◆ Task directions: Your task is to give the listing below back word for word, pictures excluded.
----
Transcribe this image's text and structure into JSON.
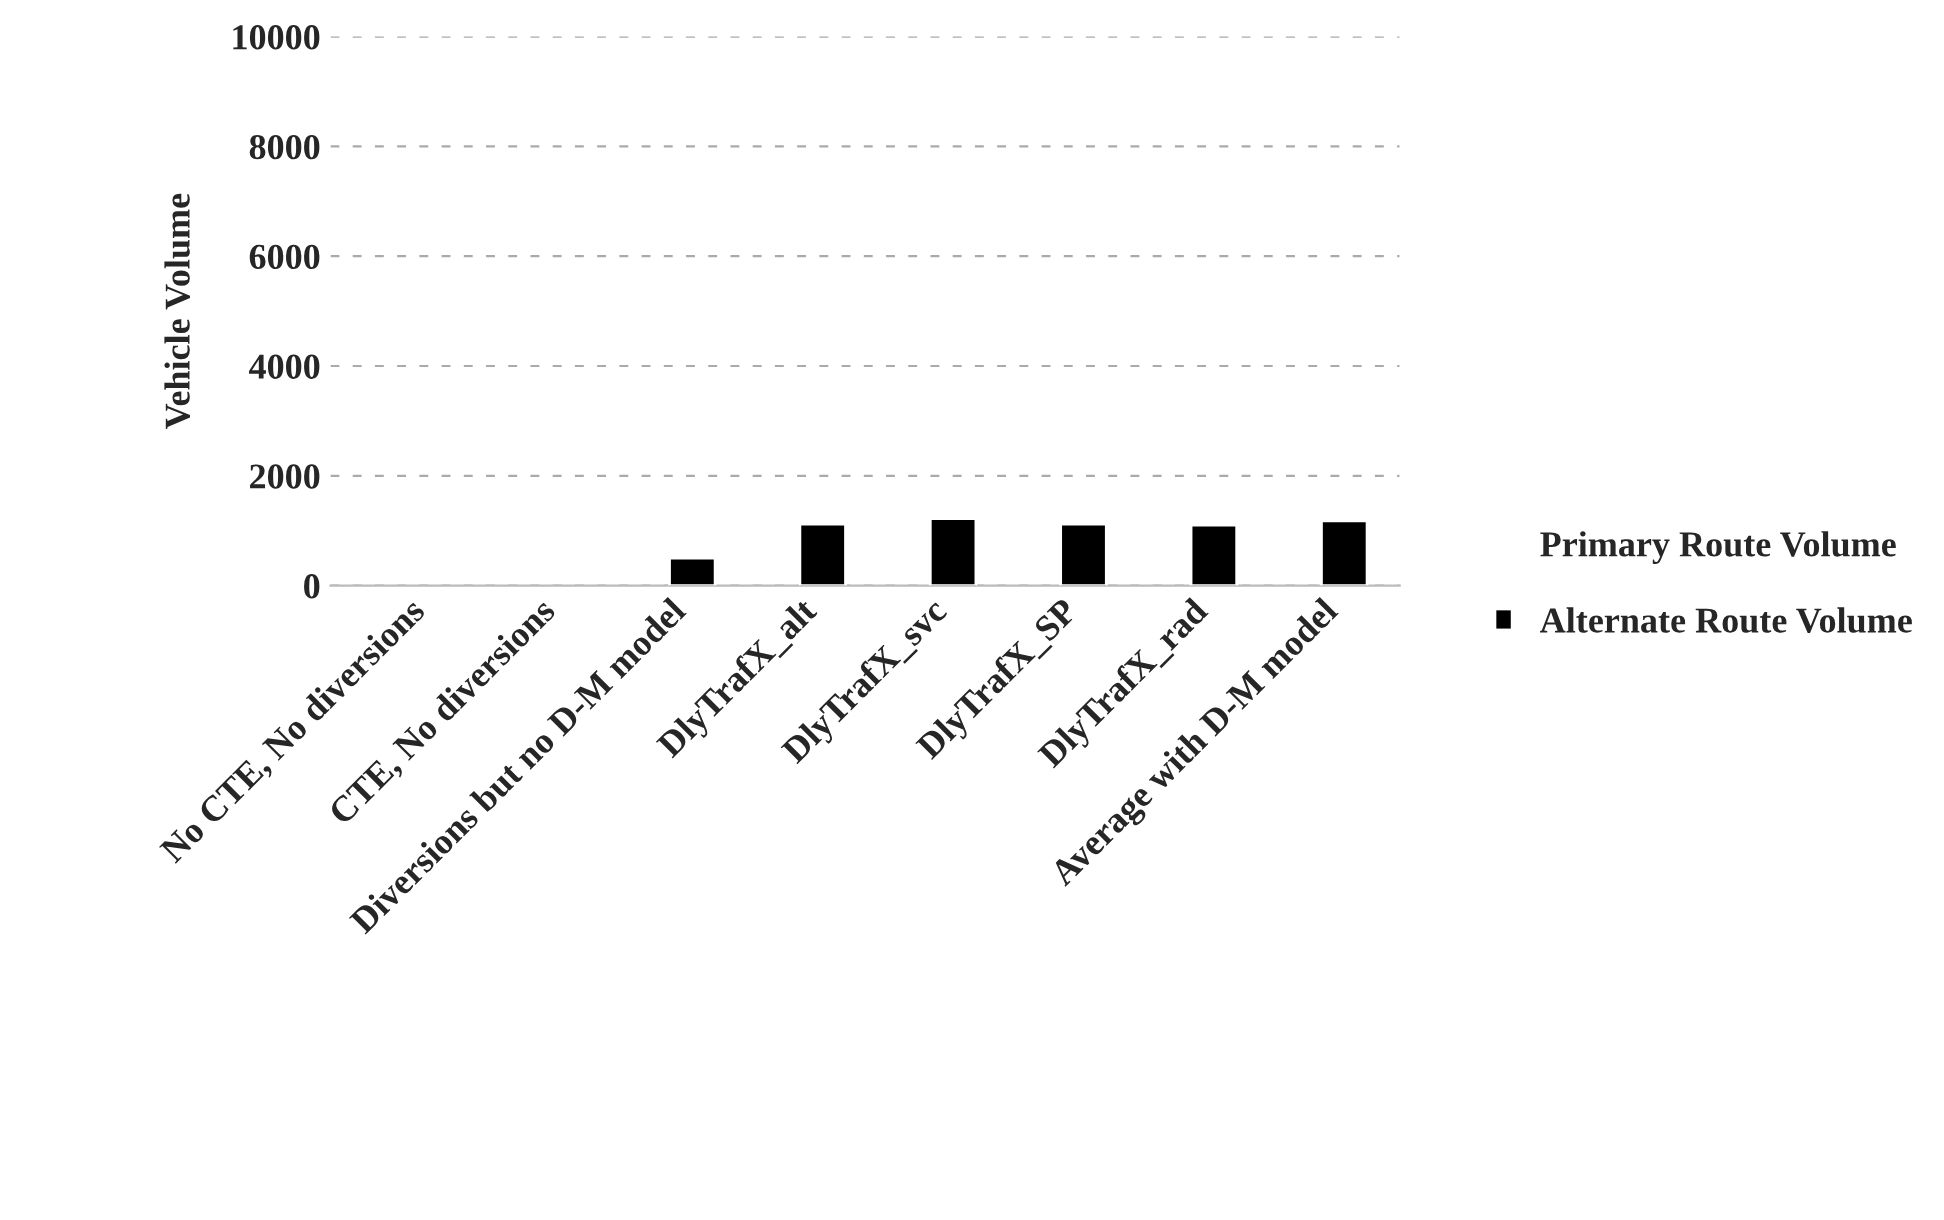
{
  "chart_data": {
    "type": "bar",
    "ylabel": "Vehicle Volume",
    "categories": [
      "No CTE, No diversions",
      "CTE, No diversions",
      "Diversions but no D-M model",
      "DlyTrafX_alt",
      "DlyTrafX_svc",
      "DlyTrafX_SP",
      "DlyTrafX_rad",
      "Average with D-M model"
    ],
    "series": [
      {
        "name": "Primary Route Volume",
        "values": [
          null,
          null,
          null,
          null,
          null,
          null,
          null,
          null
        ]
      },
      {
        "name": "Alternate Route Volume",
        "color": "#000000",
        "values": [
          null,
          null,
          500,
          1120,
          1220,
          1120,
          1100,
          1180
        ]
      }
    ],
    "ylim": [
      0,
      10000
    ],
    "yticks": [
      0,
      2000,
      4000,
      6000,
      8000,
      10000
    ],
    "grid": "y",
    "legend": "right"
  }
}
----
◆ Result of the task:
Transcribe this image's text and structure into JSON.
{
  "chart_data": {
    "type": "bar",
    "ylabel": "Vehicle Volume",
    "categories": [
      "No CTE, No diversions",
      "CTE, No diversions",
      "Diversions but no D-M model",
      "DlyTrafX_alt",
      "DlyTrafX_svc",
      "DlyTrafX_SP",
      "DlyTrafX_rad",
      "Average with D-M model"
    ],
    "series": [
      {
        "name": "Primary Route Volume",
        "values": [
          null,
          null,
          null,
          null,
          null,
          null,
          null,
          null
        ]
      },
      {
        "name": "Alternate Route Volume",
        "color": "#000000",
        "values": [
          null,
          null,
          500,
          1120,
          1220,
          1120,
          1100,
          1180
        ]
      }
    ],
    "ylim": [
      0,
      10000
    ],
    "yticks": [
      0,
      2000,
      4000,
      6000,
      8000,
      10000
    ],
    "grid": "y",
    "legend": "right"
  }
}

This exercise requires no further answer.